WHAT IS ASKED — Copy out each line that mentions the word "Stand".

Dataset records:
==*==

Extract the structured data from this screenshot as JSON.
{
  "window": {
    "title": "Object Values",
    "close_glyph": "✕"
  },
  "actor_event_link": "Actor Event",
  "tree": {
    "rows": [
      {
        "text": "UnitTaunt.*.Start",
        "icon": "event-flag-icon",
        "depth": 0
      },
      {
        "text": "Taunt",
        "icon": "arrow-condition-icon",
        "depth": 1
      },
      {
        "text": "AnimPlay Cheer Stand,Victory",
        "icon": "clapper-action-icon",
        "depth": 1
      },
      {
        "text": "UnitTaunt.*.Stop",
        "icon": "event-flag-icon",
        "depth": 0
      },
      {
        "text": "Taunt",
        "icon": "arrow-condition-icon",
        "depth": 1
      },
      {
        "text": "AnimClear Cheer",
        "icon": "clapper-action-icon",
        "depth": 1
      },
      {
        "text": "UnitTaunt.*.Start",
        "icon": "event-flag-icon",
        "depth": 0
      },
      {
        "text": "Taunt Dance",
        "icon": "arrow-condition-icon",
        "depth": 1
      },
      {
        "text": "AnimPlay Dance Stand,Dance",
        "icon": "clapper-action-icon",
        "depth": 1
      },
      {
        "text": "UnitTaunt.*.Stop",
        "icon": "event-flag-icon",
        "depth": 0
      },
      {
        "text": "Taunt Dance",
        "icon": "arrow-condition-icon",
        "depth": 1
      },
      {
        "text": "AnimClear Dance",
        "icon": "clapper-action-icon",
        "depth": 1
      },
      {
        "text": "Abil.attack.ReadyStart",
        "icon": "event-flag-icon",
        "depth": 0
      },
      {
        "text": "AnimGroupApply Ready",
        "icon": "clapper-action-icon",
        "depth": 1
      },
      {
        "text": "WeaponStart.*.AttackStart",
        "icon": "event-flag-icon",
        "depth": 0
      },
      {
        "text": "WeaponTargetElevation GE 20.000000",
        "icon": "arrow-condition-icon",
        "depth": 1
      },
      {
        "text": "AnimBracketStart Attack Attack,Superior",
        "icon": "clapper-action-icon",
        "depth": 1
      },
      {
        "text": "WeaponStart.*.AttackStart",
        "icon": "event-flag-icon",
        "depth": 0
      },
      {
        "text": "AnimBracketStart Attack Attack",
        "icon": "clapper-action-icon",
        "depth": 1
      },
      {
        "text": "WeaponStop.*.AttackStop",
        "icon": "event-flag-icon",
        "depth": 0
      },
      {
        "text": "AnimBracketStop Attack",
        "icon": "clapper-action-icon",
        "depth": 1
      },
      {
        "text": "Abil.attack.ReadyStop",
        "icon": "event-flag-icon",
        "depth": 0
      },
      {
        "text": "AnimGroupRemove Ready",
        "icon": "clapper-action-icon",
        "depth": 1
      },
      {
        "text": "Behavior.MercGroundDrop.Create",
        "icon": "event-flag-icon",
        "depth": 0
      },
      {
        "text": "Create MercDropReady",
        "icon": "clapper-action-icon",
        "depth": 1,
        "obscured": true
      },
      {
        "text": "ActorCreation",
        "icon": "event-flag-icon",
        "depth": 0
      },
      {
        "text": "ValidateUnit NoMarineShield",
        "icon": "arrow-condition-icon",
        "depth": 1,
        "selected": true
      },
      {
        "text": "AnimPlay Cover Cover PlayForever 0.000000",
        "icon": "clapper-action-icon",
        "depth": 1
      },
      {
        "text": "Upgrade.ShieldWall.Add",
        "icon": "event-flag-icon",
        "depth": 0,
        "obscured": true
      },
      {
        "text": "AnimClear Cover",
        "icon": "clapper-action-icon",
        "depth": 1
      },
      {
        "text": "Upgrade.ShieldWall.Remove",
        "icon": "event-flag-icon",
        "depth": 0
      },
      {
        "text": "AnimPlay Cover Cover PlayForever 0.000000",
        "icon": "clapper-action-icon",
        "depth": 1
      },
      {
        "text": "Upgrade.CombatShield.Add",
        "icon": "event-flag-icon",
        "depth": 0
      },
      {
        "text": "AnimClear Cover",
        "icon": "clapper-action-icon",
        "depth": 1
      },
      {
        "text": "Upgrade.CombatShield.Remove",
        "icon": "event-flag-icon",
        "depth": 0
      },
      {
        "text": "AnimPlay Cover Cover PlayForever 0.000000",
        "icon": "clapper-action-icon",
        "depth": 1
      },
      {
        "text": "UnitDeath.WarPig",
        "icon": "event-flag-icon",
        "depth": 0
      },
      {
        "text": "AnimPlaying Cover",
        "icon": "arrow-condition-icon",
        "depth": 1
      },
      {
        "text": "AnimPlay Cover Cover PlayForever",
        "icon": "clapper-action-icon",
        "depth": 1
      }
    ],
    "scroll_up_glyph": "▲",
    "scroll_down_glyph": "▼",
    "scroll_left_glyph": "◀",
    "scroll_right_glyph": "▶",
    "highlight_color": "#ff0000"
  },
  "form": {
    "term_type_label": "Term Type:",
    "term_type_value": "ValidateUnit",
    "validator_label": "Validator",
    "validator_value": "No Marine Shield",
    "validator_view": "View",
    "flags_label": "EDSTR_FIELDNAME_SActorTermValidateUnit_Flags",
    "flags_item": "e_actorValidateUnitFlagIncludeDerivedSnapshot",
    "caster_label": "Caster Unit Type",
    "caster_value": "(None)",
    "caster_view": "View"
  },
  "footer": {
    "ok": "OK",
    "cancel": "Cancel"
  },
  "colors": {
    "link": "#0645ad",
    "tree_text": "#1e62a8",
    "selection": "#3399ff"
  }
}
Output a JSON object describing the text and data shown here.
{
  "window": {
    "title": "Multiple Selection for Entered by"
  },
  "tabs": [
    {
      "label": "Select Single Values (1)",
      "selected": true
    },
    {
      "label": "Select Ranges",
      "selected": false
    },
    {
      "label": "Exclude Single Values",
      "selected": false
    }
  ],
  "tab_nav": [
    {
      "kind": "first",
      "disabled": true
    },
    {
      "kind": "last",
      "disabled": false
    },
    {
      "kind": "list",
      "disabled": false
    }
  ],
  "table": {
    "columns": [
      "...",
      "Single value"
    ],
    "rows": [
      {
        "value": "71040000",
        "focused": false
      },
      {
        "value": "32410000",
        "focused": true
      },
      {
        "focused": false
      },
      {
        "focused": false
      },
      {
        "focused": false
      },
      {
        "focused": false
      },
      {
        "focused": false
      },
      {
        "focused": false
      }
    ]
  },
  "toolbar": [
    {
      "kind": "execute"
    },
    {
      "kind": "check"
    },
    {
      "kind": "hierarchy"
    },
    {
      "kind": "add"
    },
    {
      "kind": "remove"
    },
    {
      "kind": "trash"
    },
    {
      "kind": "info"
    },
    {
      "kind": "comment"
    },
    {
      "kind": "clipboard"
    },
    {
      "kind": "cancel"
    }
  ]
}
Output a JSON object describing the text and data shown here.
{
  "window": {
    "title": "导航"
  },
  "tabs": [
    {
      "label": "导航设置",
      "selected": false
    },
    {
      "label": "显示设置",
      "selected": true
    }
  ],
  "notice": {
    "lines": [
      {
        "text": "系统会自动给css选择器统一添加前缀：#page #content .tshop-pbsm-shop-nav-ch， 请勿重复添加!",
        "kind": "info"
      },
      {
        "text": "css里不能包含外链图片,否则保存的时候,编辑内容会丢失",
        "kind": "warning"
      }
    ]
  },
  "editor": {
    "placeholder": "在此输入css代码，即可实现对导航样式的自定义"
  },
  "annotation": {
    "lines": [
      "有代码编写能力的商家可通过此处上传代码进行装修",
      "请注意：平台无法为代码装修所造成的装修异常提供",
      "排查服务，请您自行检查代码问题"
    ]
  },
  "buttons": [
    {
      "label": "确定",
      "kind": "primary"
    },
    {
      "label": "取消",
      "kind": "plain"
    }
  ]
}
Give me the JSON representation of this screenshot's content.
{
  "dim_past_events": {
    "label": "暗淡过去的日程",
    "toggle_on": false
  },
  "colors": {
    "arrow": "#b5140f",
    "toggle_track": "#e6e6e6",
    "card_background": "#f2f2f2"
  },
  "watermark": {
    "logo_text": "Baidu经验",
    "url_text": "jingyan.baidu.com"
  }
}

==*==

RESULT —
        "text": "AnimPlay Cheer Stand,Victory",
        "text": "AnimPlay Dance Stand,Dance",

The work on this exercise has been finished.